◆ Description of the task ◆
Copy out the data from the line containing "page-number-badge [902,8,940,46]" through the line containing "header-accent-bar [0,0,8,50]", both included, without changing anything.

***

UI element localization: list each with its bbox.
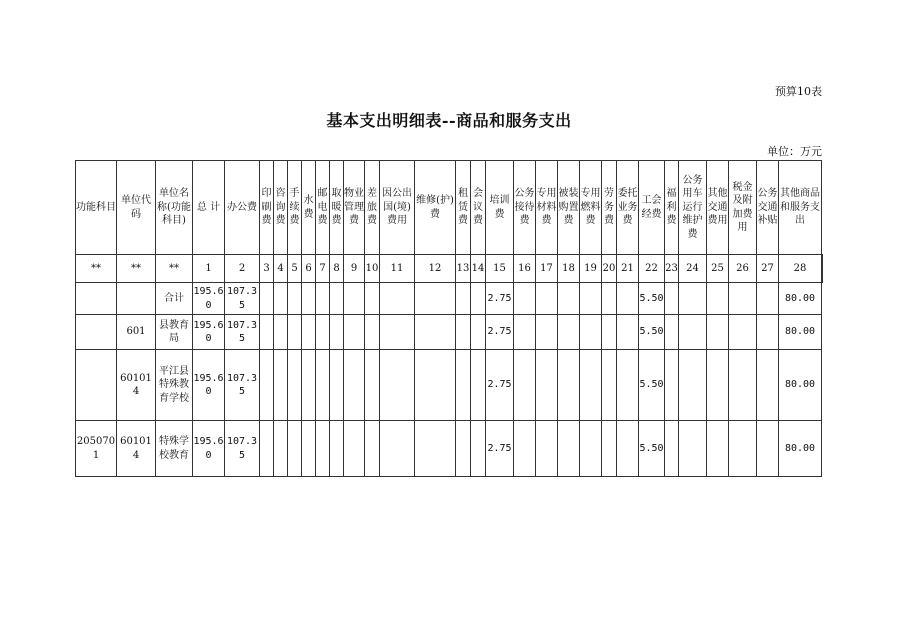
func-code-cell — [76, 315, 117, 350]
empty-cell — [365, 283, 380, 315]
unit-name-cell: 合计 — [156, 283, 193, 315]
empty-cell — [471, 350, 486, 421]
column-index: 26 — [729, 255, 757, 283]
empty-cell — [757, 421, 779, 477]
column-index: 1 — [193, 255, 225, 283]
empty-cell — [558, 421, 580, 477]
empty-cell — [558, 315, 580, 350]
column-index: 19 — [580, 255, 602, 283]
column-index: 12 — [415, 255, 456, 283]
empty-cell — [729, 350, 757, 421]
page-title: 基本支出明细表--商品和服务支出 — [326, 111, 572, 130]
training-cell: 2.75 — [486, 283, 514, 315]
empty-cell — [602, 350, 617, 421]
empty-cell — [707, 315, 729, 350]
column-index: 7 — [316, 255, 330, 283]
column-header: 办公费 — [225, 161, 260, 255]
column-index: ** — [117, 255, 156, 283]
union-fee-cell: 5.50 — [639, 315, 665, 350]
column-header: 手续费 — [288, 161, 302, 255]
empty-cell — [380, 350, 415, 421]
empty-cell — [707, 350, 729, 421]
empty-cell — [288, 315, 302, 350]
column-header: 专用材料费 — [536, 161, 558, 255]
empty-cell — [729, 421, 757, 477]
empty-cell — [558, 350, 580, 421]
empty-cell — [514, 421, 536, 477]
column-index: 5 — [288, 255, 302, 283]
column-index: 18 — [558, 255, 580, 283]
column-header: 委托业务费 — [617, 161, 639, 255]
union-fee-cell: 5.50 — [639, 350, 665, 421]
header-row — [76, 161, 823, 255]
func-code-cell — [76, 350, 117, 421]
column-index: 4 — [274, 255, 288, 283]
empty-cell — [260, 283, 274, 315]
column-header: 单位名称(功能科目) — [156, 161, 193, 255]
empty-cell — [471, 315, 486, 350]
empty-cell — [679, 315, 707, 350]
empty-cell — [514, 315, 536, 350]
office-cell: 107.35 — [225, 283, 260, 315]
empty-cell — [365, 315, 380, 350]
column-header: 差旅费 — [365, 161, 380, 255]
empty-cell — [617, 350, 639, 421]
empty-cell — [288, 350, 302, 421]
empty-cell — [288, 421, 302, 477]
empty-cell — [274, 421, 288, 477]
empty-cell — [456, 315, 471, 350]
column-index: 13 — [456, 255, 471, 283]
column-header: 水费 — [302, 161, 316, 255]
column-header: 取暖费 — [330, 161, 344, 255]
empty-cell — [536, 315, 558, 350]
column-header: 其他商品和服务支出 — [779, 161, 822, 255]
table-row — [76, 421, 823, 477]
empty-cell — [302, 350, 316, 421]
empty-cell — [274, 315, 288, 350]
column-header: 其他交通费用 — [707, 161, 729, 255]
empty-cell — [707, 283, 729, 315]
column-header: 税金及附加费用 — [729, 161, 757, 255]
column-index: 6 — [302, 255, 316, 283]
empty-cell — [665, 350, 679, 421]
empty-cell — [274, 350, 288, 421]
empty-cell — [344, 421, 365, 477]
empty-cell — [536, 350, 558, 421]
total-cell: 195.60 — [193, 350, 225, 421]
empty-cell — [536, 421, 558, 477]
training-cell: 2.75 — [486, 421, 514, 477]
column-header: 总 计 — [193, 161, 225, 255]
column-header: 培训费 — [486, 161, 514, 255]
office-cell: 107.35 — [225, 421, 260, 477]
other-cell: 80.00 — [779, 421, 822, 477]
training-cell: 2.75 — [486, 350, 514, 421]
empty-cell — [415, 315, 456, 350]
empty-cell — [316, 315, 330, 350]
empty-cell — [344, 350, 365, 421]
table-row — [76, 315, 823, 350]
empty-cell — [729, 283, 757, 315]
column-header: 劳务费 — [602, 161, 617, 255]
empty-cell — [536, 283, 558, 315]
empty-cell — [260, 421, 274, 477]
index-row — [76, 255, 823, 283]
unit-code-cell: 601014 — [117, 421, 156, 477]
unit-name-cell: 特殊学校教育 — [156, 421, 193, 477]
empty-cell — [456, 350, 471, 421]
empty-cell — [729, 315, 757, 350]
column-index: 27 — [757, 255, 779, 283]
empty-cell — [365, 350, 380, 421]
column-index: 28 — [779, 255, 822, 283]
column-index: 10 — [365, 255, 380, 283]
unit-code-cell: 601014 — [117, 350, 156, 421]
column-header: 福利费 — [665, 161, 679, 255]
empty-cell — [580, 315, 602, 350]
column-index: 2 — [225, 255, 260, 283]
column-header: 公务用车运行维护费 — [679, 161, 707, 255]
empty-cell — [316, 421, 330, 477]
empty-cell — [602, 421, 617, 477]
column-header: 物业管理费 — [344, 161, 365, 255]
column-header: 专用燃料费 — [580, 161, 602, 255]
empty-cell — [514, 283, 536, 315]
empty-cell — [260, 315, 274, 350]
empty-cell — [330, 315, 344, 350]
empty-cell — [679, 350, 707, 421]
column-header: 咨询费 — [274, 161, 288, 255]
unit-code-cell — [117, 283, 156, 315]
column-index: 16 — [514, 255, 536, 283]
empty-cell — [602, 315, 617, 350]
empty-cell — [302, 315, 316, 350]
column-header: 功能科目 — [76, 161, 117, 255]
union-fee-cell: 5.50 — [639, 421, 665, 477]
empty-cell — [344, 283, 365, 315]
empty-cell — [471, 421, 486, 477]
column-header: 被装购置费 — [558, 161, 580, 255]
empty-cell — [514, 350, 536, 421]
column-index: 11 — [380, 255, 415, 283]
other-cell: 80.00 — [779, 350, 822, 421]
column-index: 22 — [639, 255, 665, 283]
column-header: 公务交通补贴 — [757, 161, 779, 255]
empty-cell — [330, 350, 344, 421]
other-cell: 80.00 — [779, 283, 822, 315]
empty-cell — [415, 421, 456, 477]
column-index: ** — [156, 255, 193, 283]
column-index: 24 — [679, 255, 707, 283]
empty-cell — [302, 283, 316, 315]
empty-cell — [365, 421, 380, 477]
column-index: 3 — [260, 255, 274, 283]
column-index: 21 — [617, 255, 639, 283]
column-header: 工会经费 — [639, 161, 665, 255]
empty-cell — [302, 421, 316, 477]
empty-cell — [757, 283, 779, 315]
empty-cell — [260, 350, 274, 421]
column-index — [822, 255, 823, 283]
empty-cell — [558, 283, 580, 315]
func-code-cell — [76, 283, 117, 315]
empty-cell — [679, 283, 707, 315]
empty-cell — [617, 283, 639, 315]
column-index: 17 — [536, 255, 558, 283]
expenditure-table — [75, 160, 823, 477]
empty-cell — [456, 283, 471, 315]
total-cell: 195.60 — [193, 421, 225, 477]
column-index: 15 — [486, 255, 514, 283]
empty-cell — [580, 350, 602, 421]
empty-cell — [617, 421, 639, 477]
empty-cell — [380, 315, 415, 350]
office-cell: 107.35 — [225, 350, 260, 421]
empty-cell — [707, 421, 729, 477]
column-index: 25 — [707, 255, 729, 283]
office-cell: 107.35 — [225, 315, 260, 350]
training-cell: 2.75 — [486, 315, 514, 350]
empty-cell — [415, 283, 456, 315]
empty-cell — [757, 315, 779, 350]
empty-cell — [316, 350, 330, 421]
empty-cell — [617, 315, 639, 350]
column-index: 8 — [330, 255, 344, 283]
other-cell: 80.00 — [779, 315, 822, 350]
empty-cell — [580, 421, 602, 477]
empty-cell — [330, 283, 344, 315]
total-cell: 195.60 — [193, 283, 225, 315]
column-header: 租赁费 — [456, 161, 471, 255]
empty-cell — [580, 283, 602, 315]
column-header: 公务接待费 — [514, 161, 536, 255]
unit-name-cell: 县教育局 — [156, 315, 193, 350]
empty-cell — [330, 421, 344, 477]
empty-cell — [380, 421, 415, 477]
empty-cell — [274, 283, 288, 315]
column-index: 23 — [665, 255, 679, 283]
empty-cell — [602, 283, 617, 315]
empty-cell — [288, 283, 302, 315]
column-index: 20 — [602, 255, 617, 283]
column-header: 单位代码 — [117, 161, 156, 255]
column-header: 会议费 — [471, 161, 486, 255]
unit-label: 单位：万元 — [767, 145, 822, 158]
table-row — [76, 350, 823, 421]
empty-cell — [665, 315, 679, 350]
empty-cell — [415, 350, 456, 421]
unit-name-cell: 平江县特殊教育学校 — [156, 350, 193, 421]
table-code: 预算10表 — [775, 85, 822, 98]
empty-cell — [380, 283, 415, 315]
column-index: 14 — [471, 255, 486, 283]
column-header: 因公出国(境)费用 — [380, 161, 415, 255]
empty-cell — [316, 283, 330, 315]
union-fee-cell: 5.50 — [639, 283, 665, 315]
unit-code-cell: 601 — [117, 315, 156, 350]
empty-cell — [344, 315, 365, 350]
empty-cell — [456, 421, 471, 477]
column-header: 邮电费 — [316, 161, 330, 255]
empty-cell — [757, 350, 779, 421]
column-index: ** — [76, 255, 117, 283]
column-index: 9 — [344, 255, 365, 283]
func-code-cell: 2050701 — [76, 421, 117, 477]
column-header: 印刷费 — [260, 161, 274, 255]
empty-cell — [665, 283, 679, 315]
empty-cell — [665, 421, 679, 477]
table-row — [76, 283, 823, 315]
column-header: 维修(护)费 — [415, 161, 456, 255]
empty-cell — [679, 421, 707, 477]
total-cell: 195.60 — [193, 315, 225, 350]
empty-cell — [471, 283, 486, 315]
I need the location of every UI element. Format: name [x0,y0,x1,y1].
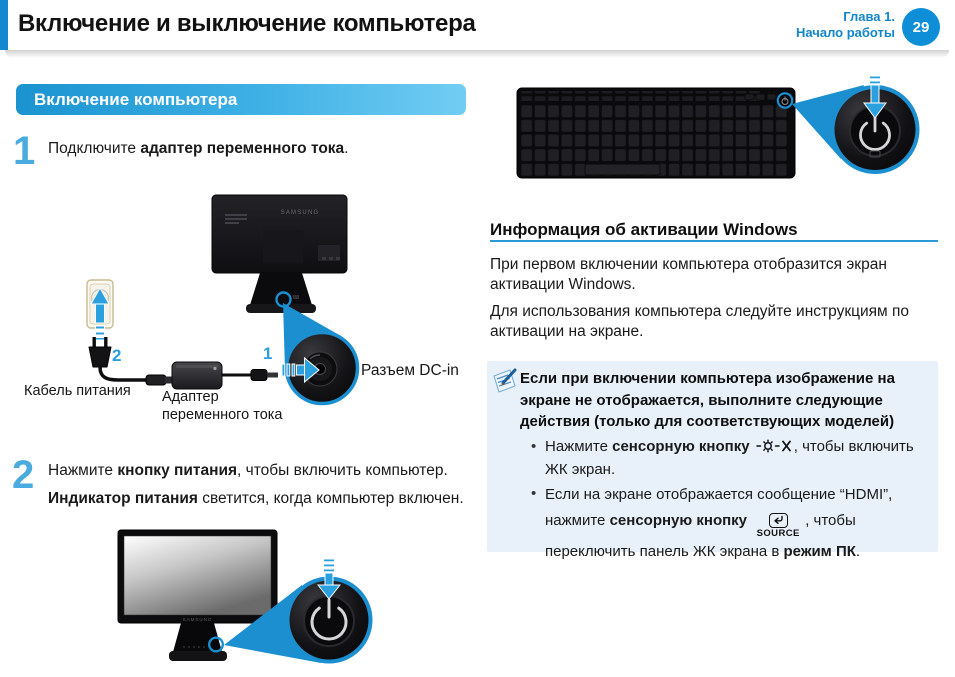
page-number-badge [902,8,940,46]
label-adapter-line2: переменного тока [162,407,283,423]
chapter-line2: Начало работы [796,25,895,40]
windows-activation-heading: Информация об активации Windows [490,220,798,239]
power-button-diagram [0,520,470,677]
chapter-line1: Глава 1. [843,9,895,24]
keyboard-illustration [517,88,795,178]
note-bullets [531,435,929,566]
label-dc-in: Разъем DC-in [361,362,459,379]
note-icon [491,366,518,393]
page-number: 29 [912,18,930,36]
step2-number: 2 [12,453,35,497]
callout-1: 1 [263,344,273,363]
note-heading: Если при включении компьютера изображение на экране не отображается, выполните следующие действия (только для соответствующих моделей) [520,370,895,430]
brand-text: SAMSUNG [280,210,320,216]
label-adapter-line1: Адаптер [162,389,219,405]
section-title: Включение компьютера [34,90,238,109]
step1-text: Подключите адаптер переменного тока. [48,140,349,157]
note-bullet-lcd: • Нажмите сенсорную кнопку , чтобы включить ЖК экран. [531,438,914,478]
header-accent-bar [0,0,8,50]
step2-text: Нажмите кнопку питания, чтобы включить компьютер. Индикатор питания светится, когда компьютер включен. [48,462,464,507]
heading-underline [490,240,938,242]
note-bullet-hdmi: • Если на экране отображается сообщение “HDMI”, нажмите сенсорную кнопку SOURCE , чтобы переключить панель ЖК экрана в режим ПК. [531,485,893,560]
page-title: Включение и выключение компьютера [18,10,476,37]
windows-activation-para2: Для использования компьютера следуйте инструкциям по активации на экране. [490,303,909,340]
keyboard-diagram [480,75,955,220]
source-icon: SOURCE [753,513,803,539]
step1-number: 1 [13,129,36,173]
header-shadow [5,50,949,58]
power-plug-illustration [89,337,172,385]
windows-activation-para1: При первом включении компьютера отобразится экран активации Windows. [490,256,887,293]
label-power-cable: Кабель питания [24,383,131,399]
callout-2: 2 [112,346,122,365]
lcd-on-off-icon [756,438,792,454]
ac-adapter-illustration [172,362,278,389]
brand-text: SAMSUNG [182,617,213,622]
chapter-label [700,9,895,41]
note-box [487,361,938,560]
section-header [16,84,466,115]
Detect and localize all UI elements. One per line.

***

◆ Answer to the task ◆
page-number-badge [902,8,940,46]
label-adapter-line2: переменного тока [162,407,283,423]
chapter-line2: Начало работы [796,25,895,40]
windows-activation-heading: Информация об активации Windows [490,220,798,239]
power-button-diagram [0,520,470,677]
chapter-line1: Глава 1. [843,9,895,24]
keyboard-illustration [517,88,795,178]
note-bullets [531,435,929,566]
label-dc-in: Разъем DC-in [361,362,459,379]
note-icon [491,366,518,393]
page-number: 29 [912,18,930,36]
step2-number: 2 [12,453,35,497]
callout-1: 1 [263,344,273,363]
note-heading: Если при включении компьютера изображение на экране не отображается, выполните следующие действия (только для соответствующих моделей) [520,370,895,430]
brand-text: SAMSUNG [280,210,320,216]
label-adapter-line1: Адаптер [162,389,219,405]
section-title: Включение компьютера [34,90,238,109]
step1-text: Подключите адаптер переменного тока. [48,140,349,157]
note-bullet-lcd: • Нажмите сенсорную кнопку , чтобы включить ЖК экран. [531,438,914,478]
header-accent-bar [0,0,8,50]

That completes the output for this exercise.